• **TASK DETAILS**: Tally the lines in these records that hold the string "Disable", and reply with the number alone.

(Part of a data file)
<<<<

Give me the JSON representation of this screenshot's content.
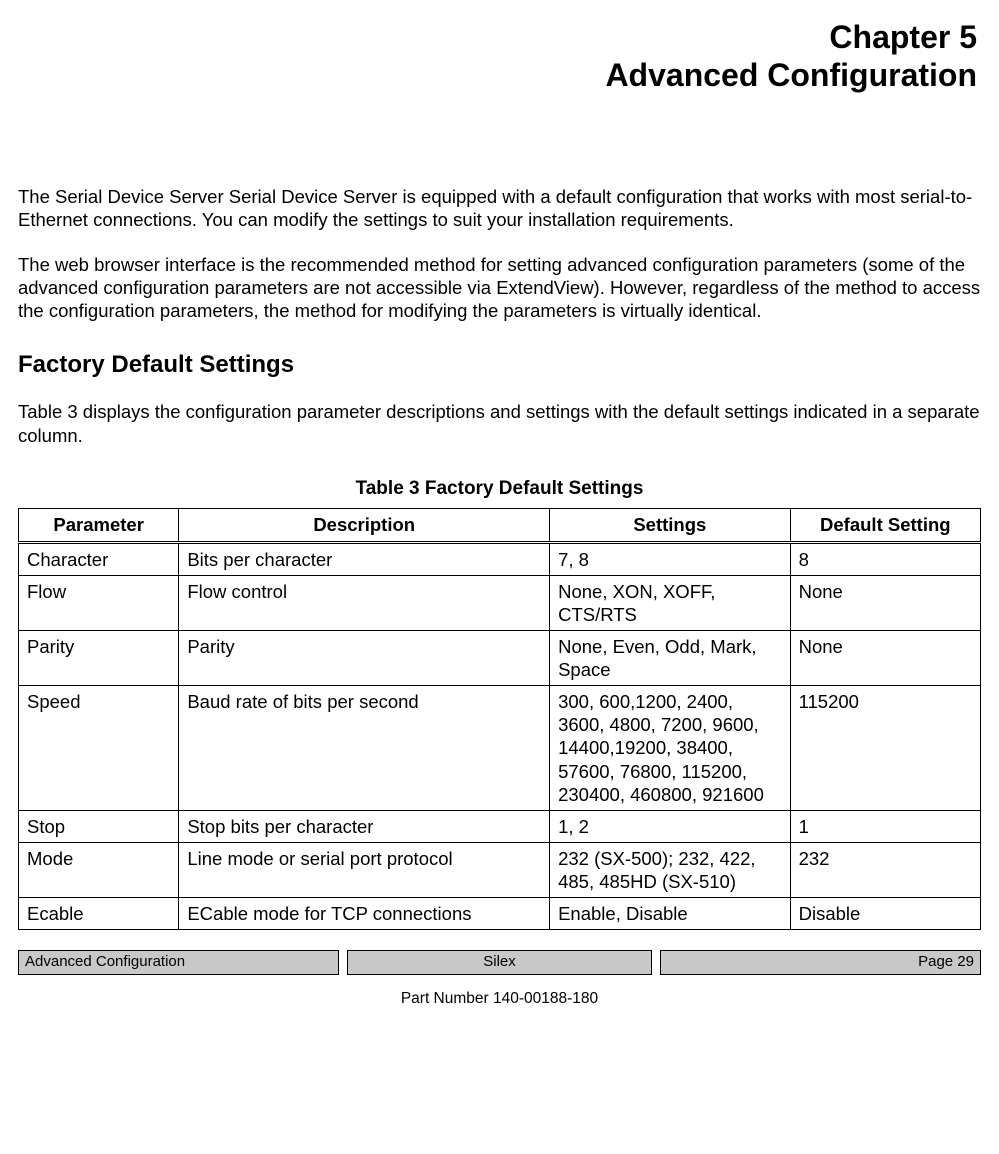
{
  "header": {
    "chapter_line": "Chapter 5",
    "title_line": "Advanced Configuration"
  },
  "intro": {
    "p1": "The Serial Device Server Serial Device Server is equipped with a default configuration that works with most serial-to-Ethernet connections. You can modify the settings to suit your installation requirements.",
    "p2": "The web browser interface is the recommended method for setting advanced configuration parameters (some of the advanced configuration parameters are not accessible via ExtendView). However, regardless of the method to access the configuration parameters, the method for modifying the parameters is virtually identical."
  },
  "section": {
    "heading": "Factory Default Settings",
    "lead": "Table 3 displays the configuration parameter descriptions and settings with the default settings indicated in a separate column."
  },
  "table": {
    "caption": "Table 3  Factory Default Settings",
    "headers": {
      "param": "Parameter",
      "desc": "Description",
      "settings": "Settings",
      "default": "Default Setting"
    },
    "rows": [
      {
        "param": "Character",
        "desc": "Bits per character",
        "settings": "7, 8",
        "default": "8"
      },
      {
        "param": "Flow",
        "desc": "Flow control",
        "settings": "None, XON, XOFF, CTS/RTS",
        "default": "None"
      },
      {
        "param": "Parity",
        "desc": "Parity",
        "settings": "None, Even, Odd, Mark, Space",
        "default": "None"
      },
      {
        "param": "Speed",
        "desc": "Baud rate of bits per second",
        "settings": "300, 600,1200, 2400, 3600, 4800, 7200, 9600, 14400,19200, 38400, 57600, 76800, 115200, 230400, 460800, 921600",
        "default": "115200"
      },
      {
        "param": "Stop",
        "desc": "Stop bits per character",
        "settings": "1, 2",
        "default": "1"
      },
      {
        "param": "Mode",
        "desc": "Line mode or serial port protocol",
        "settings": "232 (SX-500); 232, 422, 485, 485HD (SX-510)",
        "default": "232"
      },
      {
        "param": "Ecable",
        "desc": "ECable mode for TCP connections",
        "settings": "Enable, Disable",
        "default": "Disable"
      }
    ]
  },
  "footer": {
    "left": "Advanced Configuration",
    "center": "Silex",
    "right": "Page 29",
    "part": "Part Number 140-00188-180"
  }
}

>>>>
<<<<

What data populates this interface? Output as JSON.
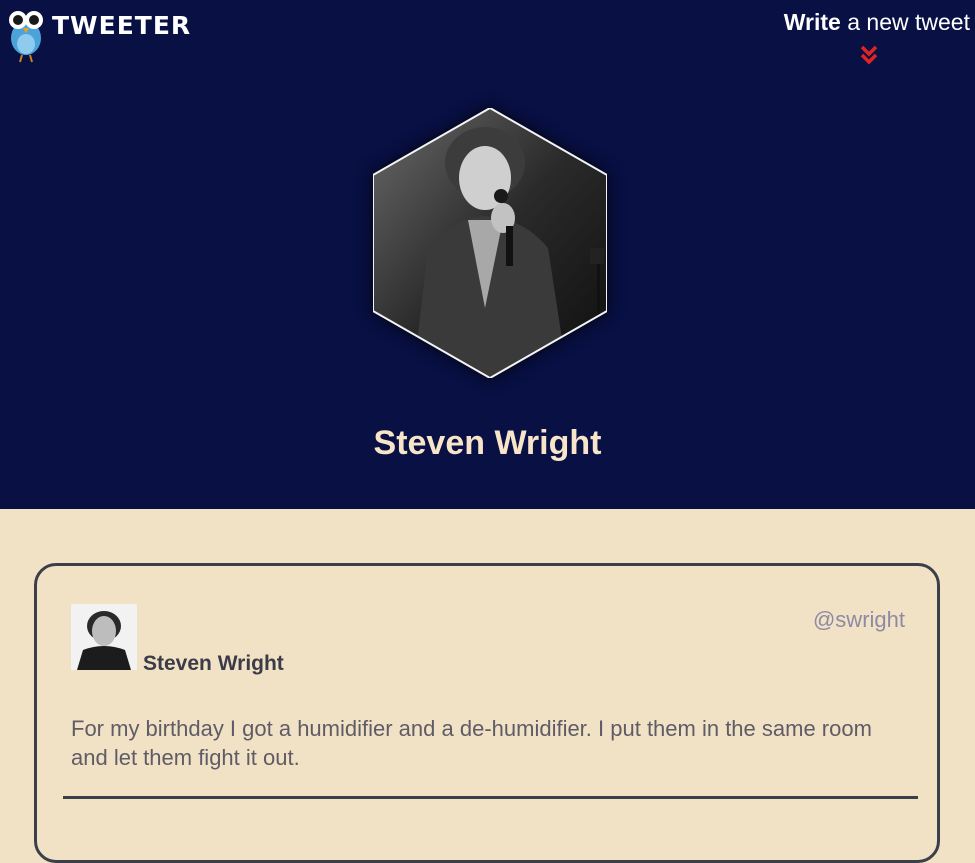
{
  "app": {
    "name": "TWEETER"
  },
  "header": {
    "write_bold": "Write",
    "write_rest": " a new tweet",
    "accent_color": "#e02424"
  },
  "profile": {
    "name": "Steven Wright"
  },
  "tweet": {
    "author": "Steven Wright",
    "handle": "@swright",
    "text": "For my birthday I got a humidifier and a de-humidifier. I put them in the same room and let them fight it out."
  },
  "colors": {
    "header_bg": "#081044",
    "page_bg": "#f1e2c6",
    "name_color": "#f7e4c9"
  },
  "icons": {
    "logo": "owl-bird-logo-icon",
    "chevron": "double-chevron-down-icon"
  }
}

>>>>

• **COMPLETED EXERCISE**: 2